**EXERCÍCIO:**
No texto sobre a divisão de custas em proporção, qual percentual das custas fica a cargo da Embargante?

**TEXTO DE ORIGEM:**
◇ ◇ ◇ ◇
CORREÇÃO MONETÁRIA
TAXA DE DESPACHO ADUANEIRO
COMO ATENDER-SE A ACÓRDÃO QUE DECIDE "CUSTAS EM PROPORÇÃO"
- Recurso
- —
- Tribunal
Resumo do acórdão
- ... Não se pode atribuir à Embargada a responsabilidade integral pelas custas, o que ofenderia a coisa julgada do V. acórdão da E. 1ª Câmara Cível. Ali se estabeleceu de modo expresso: "custas em proporção". Cumpre, todavia, que a proporcionalidade a ser observada espelhe fielmente o modo como substancialmente se passaram as coisas. E no particular tinha razão o Dr. Juiz "a quo", ao observar, na sentença, que "a decadência (da Embargante) foi mínima, quase imperceptível" (...). Razão teve ela, sem dúvida, para ir a Juízo, e não deve ser prejudicada pela imposição de pagar custas, senão no mínimo necessário para que se atenda à determinação do V. Acórdão da E. 1ª Câmara Cível. Do contrário, desfalcar-se-ia a reparação patrimonial a que, segundo o decidido, faz jus. Daí parecer acertada a divisão feita na sentença, com o apoio do voto vencido (...): responderá a Embargante apenas por 1% das custas, cabendo os outros 99% à Embargada. Julgado em 21-12-1978 Arquivo do Ementário Forense, TJ/803 EMENTÁRIO FORENSE. Fevereiro, 1980. Ano XXXII. Nº 375
Ementa
A divisão proporcional das custas deve ser feita de tal modo que onere o menos possível a parte vitoriosa em substância, embora parcialmente vencida do ponto-de-vista formal.
◇ ◇ ◇ ◇
**MATERIAL DE ESTUDO:**
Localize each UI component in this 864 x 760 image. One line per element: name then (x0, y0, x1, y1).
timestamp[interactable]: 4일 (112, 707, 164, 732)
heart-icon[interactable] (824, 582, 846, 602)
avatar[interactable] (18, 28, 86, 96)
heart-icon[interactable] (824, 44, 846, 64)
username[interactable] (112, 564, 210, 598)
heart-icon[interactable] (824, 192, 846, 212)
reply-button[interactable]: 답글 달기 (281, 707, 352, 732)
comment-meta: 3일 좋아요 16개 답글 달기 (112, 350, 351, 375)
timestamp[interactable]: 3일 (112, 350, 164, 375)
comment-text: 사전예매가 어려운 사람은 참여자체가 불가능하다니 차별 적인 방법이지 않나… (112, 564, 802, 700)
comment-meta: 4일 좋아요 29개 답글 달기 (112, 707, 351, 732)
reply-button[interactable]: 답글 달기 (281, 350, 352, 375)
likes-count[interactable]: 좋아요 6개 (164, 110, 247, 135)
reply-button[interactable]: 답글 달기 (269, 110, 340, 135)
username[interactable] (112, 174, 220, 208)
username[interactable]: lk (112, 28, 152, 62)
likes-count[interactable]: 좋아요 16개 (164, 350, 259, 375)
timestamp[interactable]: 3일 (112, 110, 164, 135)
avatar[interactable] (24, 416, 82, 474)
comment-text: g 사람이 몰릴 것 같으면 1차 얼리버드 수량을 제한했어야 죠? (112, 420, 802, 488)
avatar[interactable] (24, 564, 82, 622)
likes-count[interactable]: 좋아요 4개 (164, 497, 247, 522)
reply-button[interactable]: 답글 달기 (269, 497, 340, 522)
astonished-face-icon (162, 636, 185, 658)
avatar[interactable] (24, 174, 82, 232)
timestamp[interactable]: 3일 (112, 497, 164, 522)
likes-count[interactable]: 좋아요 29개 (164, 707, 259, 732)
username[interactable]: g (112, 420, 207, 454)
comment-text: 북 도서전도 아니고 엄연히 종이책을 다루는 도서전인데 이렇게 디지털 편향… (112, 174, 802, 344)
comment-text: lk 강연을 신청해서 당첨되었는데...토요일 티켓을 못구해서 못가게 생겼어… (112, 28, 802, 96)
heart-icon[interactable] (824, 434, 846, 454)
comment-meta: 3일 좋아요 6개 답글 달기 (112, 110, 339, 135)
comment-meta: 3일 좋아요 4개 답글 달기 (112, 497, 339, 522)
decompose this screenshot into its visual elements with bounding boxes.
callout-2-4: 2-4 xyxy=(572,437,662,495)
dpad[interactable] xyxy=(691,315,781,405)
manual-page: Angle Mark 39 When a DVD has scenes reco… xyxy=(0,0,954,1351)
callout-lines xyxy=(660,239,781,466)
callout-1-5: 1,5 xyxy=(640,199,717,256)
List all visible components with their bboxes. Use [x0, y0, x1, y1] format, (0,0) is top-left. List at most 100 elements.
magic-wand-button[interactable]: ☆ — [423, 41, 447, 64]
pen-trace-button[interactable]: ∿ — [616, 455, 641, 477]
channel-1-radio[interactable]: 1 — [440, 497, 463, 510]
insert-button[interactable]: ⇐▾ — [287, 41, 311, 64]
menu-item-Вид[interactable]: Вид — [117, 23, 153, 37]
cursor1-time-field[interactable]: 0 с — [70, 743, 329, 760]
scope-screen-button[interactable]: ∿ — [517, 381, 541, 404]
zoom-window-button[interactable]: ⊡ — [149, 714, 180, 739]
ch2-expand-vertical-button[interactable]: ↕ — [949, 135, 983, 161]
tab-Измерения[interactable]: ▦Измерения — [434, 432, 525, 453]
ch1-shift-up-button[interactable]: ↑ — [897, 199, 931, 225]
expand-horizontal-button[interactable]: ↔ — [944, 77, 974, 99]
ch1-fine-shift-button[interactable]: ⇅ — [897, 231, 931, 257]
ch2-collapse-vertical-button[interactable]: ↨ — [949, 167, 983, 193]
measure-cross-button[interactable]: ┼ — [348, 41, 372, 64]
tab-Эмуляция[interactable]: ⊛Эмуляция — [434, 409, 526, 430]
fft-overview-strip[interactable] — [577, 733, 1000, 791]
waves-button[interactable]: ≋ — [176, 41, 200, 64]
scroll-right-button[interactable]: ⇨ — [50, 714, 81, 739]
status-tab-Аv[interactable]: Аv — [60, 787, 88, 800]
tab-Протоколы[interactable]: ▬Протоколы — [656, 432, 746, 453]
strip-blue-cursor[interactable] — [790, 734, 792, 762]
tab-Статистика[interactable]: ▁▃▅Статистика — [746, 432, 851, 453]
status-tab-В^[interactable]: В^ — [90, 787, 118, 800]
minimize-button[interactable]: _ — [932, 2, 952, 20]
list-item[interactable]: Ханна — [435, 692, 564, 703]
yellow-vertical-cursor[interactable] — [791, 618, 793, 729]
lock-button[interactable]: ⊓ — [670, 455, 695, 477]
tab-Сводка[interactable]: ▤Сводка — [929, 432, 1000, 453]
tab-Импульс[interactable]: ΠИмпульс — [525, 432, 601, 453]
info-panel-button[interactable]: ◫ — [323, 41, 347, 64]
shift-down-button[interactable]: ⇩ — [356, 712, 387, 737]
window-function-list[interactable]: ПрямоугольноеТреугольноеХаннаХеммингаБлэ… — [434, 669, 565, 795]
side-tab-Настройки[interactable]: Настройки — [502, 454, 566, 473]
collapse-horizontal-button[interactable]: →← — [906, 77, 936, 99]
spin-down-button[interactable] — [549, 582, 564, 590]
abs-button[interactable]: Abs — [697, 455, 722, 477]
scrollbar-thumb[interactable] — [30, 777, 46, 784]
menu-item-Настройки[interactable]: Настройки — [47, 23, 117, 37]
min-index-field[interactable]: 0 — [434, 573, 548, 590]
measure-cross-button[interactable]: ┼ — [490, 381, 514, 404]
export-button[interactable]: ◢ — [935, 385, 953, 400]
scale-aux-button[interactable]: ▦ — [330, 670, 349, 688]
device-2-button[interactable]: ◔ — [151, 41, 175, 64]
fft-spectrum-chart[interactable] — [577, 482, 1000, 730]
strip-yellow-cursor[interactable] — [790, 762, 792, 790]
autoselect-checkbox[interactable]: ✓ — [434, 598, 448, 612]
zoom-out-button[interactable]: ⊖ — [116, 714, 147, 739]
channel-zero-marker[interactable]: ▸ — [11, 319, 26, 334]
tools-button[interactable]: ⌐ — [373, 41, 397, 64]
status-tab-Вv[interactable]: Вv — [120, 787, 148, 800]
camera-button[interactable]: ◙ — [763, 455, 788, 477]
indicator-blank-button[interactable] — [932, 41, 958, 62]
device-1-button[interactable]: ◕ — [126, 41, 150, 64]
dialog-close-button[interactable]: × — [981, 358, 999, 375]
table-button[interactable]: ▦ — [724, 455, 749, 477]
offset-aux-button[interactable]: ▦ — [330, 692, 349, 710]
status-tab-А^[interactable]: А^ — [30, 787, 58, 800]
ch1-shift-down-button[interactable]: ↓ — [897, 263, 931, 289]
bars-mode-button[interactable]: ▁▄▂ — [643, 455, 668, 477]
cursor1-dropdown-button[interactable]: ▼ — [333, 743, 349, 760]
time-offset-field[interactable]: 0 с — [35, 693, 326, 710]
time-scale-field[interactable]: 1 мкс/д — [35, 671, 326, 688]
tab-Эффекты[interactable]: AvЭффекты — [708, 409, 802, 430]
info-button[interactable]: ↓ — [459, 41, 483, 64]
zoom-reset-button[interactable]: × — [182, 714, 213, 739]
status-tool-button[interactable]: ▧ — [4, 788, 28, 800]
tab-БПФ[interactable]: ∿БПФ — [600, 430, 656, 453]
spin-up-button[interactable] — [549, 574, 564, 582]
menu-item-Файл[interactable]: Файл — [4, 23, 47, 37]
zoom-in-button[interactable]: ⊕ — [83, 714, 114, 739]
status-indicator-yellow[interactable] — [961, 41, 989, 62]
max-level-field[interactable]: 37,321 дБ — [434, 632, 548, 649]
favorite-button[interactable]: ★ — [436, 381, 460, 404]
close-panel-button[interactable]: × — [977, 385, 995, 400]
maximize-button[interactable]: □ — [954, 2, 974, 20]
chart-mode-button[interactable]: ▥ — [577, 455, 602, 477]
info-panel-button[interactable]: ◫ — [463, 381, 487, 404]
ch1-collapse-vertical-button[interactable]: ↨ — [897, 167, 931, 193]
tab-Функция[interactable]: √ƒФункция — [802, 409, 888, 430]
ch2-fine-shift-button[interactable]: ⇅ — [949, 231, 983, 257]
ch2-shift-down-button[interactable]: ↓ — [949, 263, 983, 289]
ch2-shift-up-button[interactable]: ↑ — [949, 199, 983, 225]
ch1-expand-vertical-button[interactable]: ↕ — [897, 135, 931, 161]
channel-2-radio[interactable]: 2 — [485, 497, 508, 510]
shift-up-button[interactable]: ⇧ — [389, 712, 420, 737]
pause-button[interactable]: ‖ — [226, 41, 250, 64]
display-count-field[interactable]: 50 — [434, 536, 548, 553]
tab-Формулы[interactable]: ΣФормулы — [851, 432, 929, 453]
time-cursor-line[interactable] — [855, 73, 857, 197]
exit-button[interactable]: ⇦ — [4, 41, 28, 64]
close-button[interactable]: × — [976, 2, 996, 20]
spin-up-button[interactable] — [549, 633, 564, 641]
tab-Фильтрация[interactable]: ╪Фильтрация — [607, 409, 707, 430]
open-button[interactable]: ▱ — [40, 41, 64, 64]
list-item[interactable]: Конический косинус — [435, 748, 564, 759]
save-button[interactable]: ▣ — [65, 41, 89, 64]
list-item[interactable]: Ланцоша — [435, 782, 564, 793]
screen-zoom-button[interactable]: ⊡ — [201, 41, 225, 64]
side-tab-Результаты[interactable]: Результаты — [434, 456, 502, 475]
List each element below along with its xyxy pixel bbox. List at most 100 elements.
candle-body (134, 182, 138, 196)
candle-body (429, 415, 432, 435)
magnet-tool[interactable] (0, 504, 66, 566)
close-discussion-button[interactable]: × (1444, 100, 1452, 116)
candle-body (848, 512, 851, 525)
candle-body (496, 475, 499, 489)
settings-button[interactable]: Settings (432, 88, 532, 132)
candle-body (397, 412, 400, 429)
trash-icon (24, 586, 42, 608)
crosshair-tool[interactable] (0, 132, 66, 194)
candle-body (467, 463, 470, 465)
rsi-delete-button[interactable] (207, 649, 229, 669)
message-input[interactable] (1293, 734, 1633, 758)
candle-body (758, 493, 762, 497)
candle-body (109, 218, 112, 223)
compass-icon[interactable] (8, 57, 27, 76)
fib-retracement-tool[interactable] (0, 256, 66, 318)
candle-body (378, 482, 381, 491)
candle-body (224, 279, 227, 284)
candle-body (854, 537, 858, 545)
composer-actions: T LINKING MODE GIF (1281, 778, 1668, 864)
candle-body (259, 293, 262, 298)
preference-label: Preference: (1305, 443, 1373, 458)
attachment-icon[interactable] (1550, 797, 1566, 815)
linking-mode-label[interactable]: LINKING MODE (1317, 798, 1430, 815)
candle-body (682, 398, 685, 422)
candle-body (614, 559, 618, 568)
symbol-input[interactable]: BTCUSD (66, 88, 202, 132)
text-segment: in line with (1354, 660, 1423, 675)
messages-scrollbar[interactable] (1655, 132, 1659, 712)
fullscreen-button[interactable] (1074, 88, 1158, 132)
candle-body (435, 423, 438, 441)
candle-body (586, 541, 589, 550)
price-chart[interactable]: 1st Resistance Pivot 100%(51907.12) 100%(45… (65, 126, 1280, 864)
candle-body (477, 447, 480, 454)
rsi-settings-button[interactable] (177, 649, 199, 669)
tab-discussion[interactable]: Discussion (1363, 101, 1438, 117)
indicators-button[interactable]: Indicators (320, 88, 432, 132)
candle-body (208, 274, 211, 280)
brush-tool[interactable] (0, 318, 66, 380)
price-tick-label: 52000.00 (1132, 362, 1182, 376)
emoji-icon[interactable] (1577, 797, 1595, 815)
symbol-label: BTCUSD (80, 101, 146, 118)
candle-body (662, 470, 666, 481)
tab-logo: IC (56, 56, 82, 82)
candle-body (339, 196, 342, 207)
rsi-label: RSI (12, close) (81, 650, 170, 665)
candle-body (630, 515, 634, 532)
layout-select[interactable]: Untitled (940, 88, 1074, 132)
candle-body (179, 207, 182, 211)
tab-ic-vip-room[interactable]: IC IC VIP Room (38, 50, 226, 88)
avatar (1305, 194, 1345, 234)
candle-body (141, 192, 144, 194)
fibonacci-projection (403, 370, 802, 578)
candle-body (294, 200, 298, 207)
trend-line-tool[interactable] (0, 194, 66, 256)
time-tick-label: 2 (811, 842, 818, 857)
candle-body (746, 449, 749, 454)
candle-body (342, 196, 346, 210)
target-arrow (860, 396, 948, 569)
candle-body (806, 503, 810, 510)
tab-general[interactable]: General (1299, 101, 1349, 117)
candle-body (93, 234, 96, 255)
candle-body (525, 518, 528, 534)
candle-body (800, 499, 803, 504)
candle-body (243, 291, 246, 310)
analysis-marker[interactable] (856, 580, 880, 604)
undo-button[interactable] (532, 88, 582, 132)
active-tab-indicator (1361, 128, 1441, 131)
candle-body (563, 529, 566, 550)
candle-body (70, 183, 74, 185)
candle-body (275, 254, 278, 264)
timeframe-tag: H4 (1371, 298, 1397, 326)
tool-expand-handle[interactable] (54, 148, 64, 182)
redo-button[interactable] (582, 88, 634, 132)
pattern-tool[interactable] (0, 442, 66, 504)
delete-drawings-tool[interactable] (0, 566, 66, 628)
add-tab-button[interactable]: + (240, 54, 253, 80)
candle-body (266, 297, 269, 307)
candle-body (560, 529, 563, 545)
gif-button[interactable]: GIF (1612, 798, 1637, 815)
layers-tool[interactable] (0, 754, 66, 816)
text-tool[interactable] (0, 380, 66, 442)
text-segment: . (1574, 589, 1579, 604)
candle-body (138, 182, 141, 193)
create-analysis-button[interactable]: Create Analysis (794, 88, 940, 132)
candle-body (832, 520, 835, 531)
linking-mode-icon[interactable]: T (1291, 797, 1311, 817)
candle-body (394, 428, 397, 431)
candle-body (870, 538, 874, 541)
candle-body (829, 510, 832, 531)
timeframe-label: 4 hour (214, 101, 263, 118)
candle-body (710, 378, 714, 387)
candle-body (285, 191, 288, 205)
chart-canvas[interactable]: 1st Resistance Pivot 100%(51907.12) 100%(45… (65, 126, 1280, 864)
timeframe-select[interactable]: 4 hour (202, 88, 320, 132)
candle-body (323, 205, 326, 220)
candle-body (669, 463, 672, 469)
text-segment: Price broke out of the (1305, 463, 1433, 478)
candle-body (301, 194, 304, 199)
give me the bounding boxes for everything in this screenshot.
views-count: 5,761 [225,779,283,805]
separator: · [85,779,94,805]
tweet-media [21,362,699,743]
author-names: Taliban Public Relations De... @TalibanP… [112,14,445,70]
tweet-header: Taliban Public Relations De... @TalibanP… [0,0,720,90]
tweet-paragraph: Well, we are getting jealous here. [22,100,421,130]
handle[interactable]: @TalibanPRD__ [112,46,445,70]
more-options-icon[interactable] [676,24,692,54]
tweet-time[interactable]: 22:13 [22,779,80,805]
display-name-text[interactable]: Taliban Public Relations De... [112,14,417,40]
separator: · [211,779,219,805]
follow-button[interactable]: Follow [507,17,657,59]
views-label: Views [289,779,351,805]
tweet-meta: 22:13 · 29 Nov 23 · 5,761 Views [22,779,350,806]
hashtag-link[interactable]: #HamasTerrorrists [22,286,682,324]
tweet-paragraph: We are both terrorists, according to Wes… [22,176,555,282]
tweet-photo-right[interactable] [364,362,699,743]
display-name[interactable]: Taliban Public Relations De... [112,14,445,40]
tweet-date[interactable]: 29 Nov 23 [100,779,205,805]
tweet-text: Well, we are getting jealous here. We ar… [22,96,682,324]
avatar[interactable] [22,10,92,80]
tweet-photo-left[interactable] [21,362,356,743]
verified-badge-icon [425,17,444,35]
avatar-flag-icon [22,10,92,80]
◇ ◇ ◇ ◇
**RESPOSTA:**
A Embargante responde por apenas 1% das custas, e os outros 99% cabem à Embargada.